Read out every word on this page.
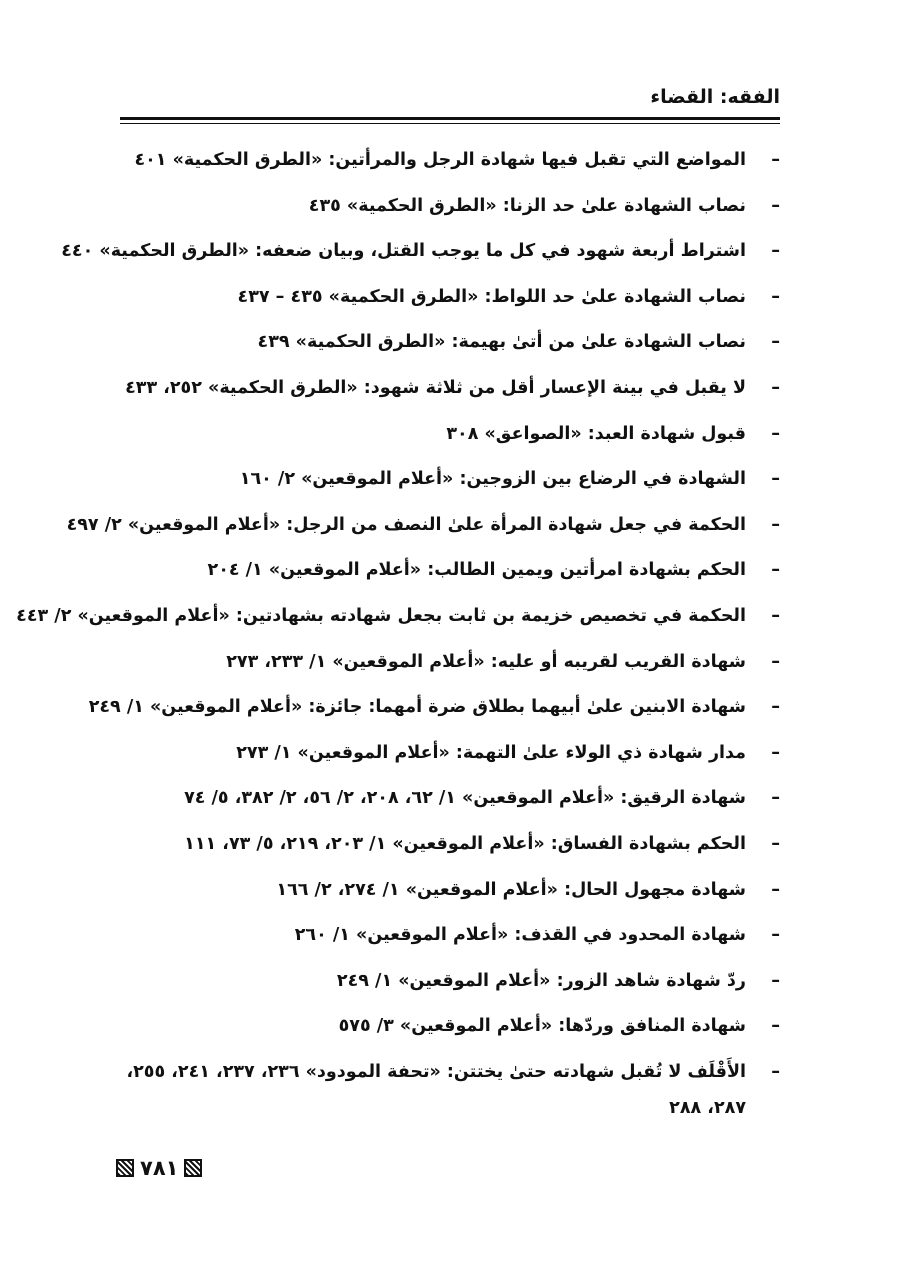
الفقه: القضاء
–
المواضع التي تقبل فيها شهادة الرجل والمرأتين: «الطرق الحكمية» ٤٠١
–
نصاب الشهادة علىٰ حد الزنا: «الطرق الحكمية» ٤٣٥
–
اشتراط أربعة شهود في كل ما يوجب القتل، وبيان ضعفه: «الطرق الحكمية» ٤٤٠
–
نصاب الشهادة علىٰ حد اللواط: «الطرق الحكمية» ٤٣٥ – ٤٣٧
–
نصاب الشهادة علىٰ من أتىٰ بهيمة: «الطرق الحكمية» ٤٣٩
–
لا يقبل في بينة الإعسار أقل من ثلاثة شهود: «الطرق الحكمية» ٢٥٢، ٤٣٣
–
قبول شهادة العبد: «الصواعق» ٣٠٨
–
الشهادة في الرضاع بين الزوجين: «أعلام الموقعين» ٢/ ١٦٠
–
الحكمة في جعل شهادة المرأة علىٰ النصف من الرجل: «أعلام الموقعين» ٢/ ٤٩٧
–
الحكم بشهادة امرأتين ويمين الطالب: «أعلام الموقعين» ١/ ٢٠٤
–
الحكمة في تخصيص خزيمة بن ثابت بجعل شهادته بشهادتين: «أعلام الموقعين» ٢/ ٤٤٣
–
شهادة القريب لقريبه أو عليه: «أعلام الموقعين» ١/ ٢٣٣، ٢٧٣
–
شهادة الابنين علىٰ أبيهما بطلاق ضرة أمهما: جائزة: «أعلام الموقعين» ١/ ٢٤٩
–
مدار شهادة ذي الولاء علىٰ التهمة: «أعلام الموقعين» ١/ ٢٧٣
–
شهادة الرقيق: «أعلام الموقعين» ١/ ٦٢، ٢٠٨، ٢/ ٥٦، ٢/ ٣٨٢، ٥/ ٧٤
–
الحكم بشهادة الفساق: «أعلام الموقعين» ١/ ٢٠٣، ٢١٩، ٥/ ٧٣، ١١١
–
شهادة مجهول الحال: «أعلام الموقعين» ١/ ٢٧٤، ٢/ ١٦٦
–
شهادة المحدود في القذف: «أعلام الموقعين» ١/ ٢٦٠
–
ردّ شهادة شاهد الزور: «أعلام الموقعين» ١/ ٢٤٩
–
شهادة المنافق وردّها: «أعلام الموقعين» ٣/ ٥٧٥
–
الأَقْلَف لا تُقبل شهادته حتىٰ يختتن: «تحفة المودود» ٢٣٦، ٢٣٧، ٢٤١، ٢٥٥، ٢٨٧، ٢٨٨
٧٨١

※

[Exercise]:
Select and copy every line from the records that includes the word "الحكمة".

[Task result]:
الحكمة في جعل شهادة المرأة علىٰ النصف من الرجل: «أعلام الموقعين» ٢/ ٤٩٧
الحكمة في تخصيص خزيمة بن ثابت بجعل شهادته بشهادتين: «أعلام الموقعين» ٢/ ٤٤٣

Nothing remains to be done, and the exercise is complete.